Problem to work on ::
Wherever a line below holds the word "thực", copy that line.

Collection entries:
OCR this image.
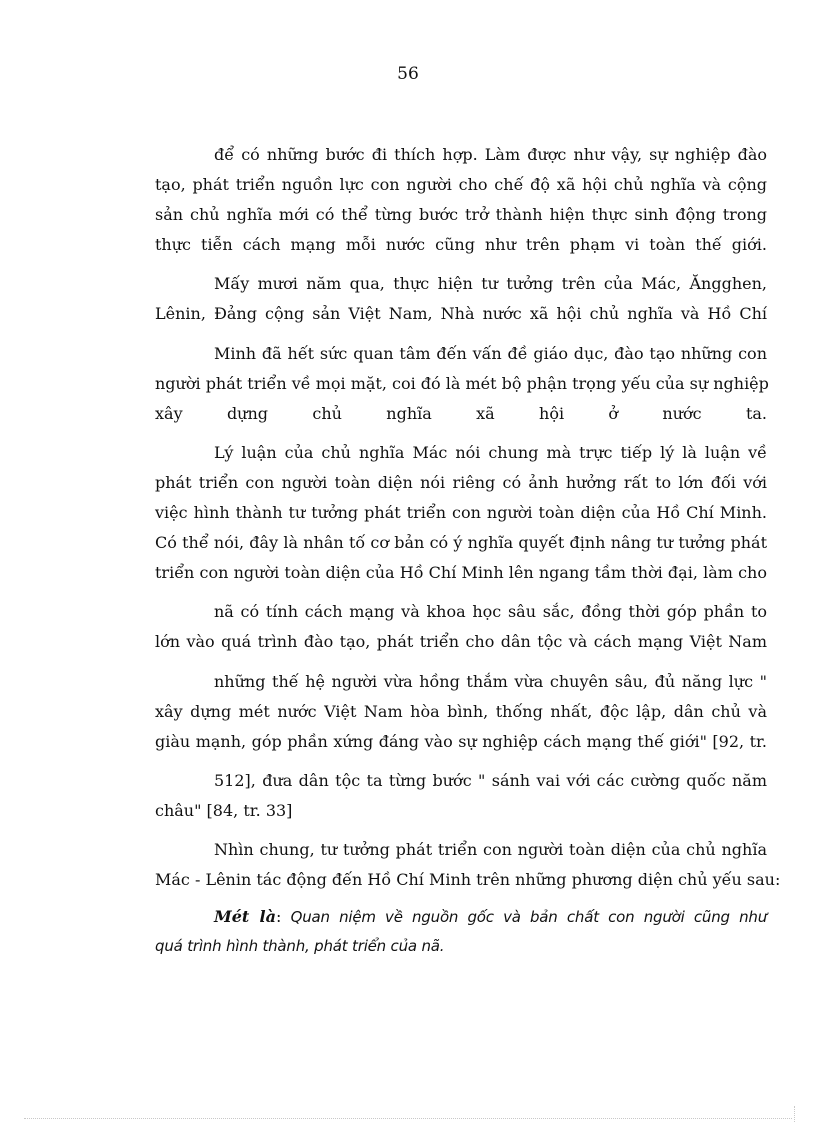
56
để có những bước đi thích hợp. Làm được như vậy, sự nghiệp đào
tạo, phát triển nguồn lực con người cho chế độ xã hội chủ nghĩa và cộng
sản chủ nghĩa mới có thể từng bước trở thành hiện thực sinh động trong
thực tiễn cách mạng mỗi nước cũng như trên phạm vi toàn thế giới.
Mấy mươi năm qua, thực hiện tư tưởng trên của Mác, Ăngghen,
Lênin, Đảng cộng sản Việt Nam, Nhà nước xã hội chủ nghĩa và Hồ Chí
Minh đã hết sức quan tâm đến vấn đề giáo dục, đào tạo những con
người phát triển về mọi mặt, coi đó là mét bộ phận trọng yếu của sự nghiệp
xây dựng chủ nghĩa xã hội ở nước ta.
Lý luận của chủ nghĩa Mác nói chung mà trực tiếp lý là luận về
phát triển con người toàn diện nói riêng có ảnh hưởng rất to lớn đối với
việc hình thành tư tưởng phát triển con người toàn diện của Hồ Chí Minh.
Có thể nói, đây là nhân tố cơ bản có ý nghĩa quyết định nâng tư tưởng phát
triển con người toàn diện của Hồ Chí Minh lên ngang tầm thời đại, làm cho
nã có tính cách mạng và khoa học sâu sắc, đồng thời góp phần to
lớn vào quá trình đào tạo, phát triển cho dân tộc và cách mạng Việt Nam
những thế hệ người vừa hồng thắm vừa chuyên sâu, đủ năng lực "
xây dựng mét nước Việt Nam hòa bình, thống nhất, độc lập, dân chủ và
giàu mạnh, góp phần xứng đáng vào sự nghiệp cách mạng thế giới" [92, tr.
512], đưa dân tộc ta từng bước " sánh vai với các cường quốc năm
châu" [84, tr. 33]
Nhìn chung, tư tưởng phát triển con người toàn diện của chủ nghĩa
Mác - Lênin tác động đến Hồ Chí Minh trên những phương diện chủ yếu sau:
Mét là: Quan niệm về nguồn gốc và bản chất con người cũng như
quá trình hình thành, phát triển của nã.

Completed task ::
sản chủ nghĩa mới có thể từng bước trở thành hiện thực sinh động trong
thực tiễn cách mạng mỗi nước cũng như trên phạm vi toàn thế giới.
Mấy mươi năm qua, thực hiện tư tưởng trên của Mác, Ăngghen,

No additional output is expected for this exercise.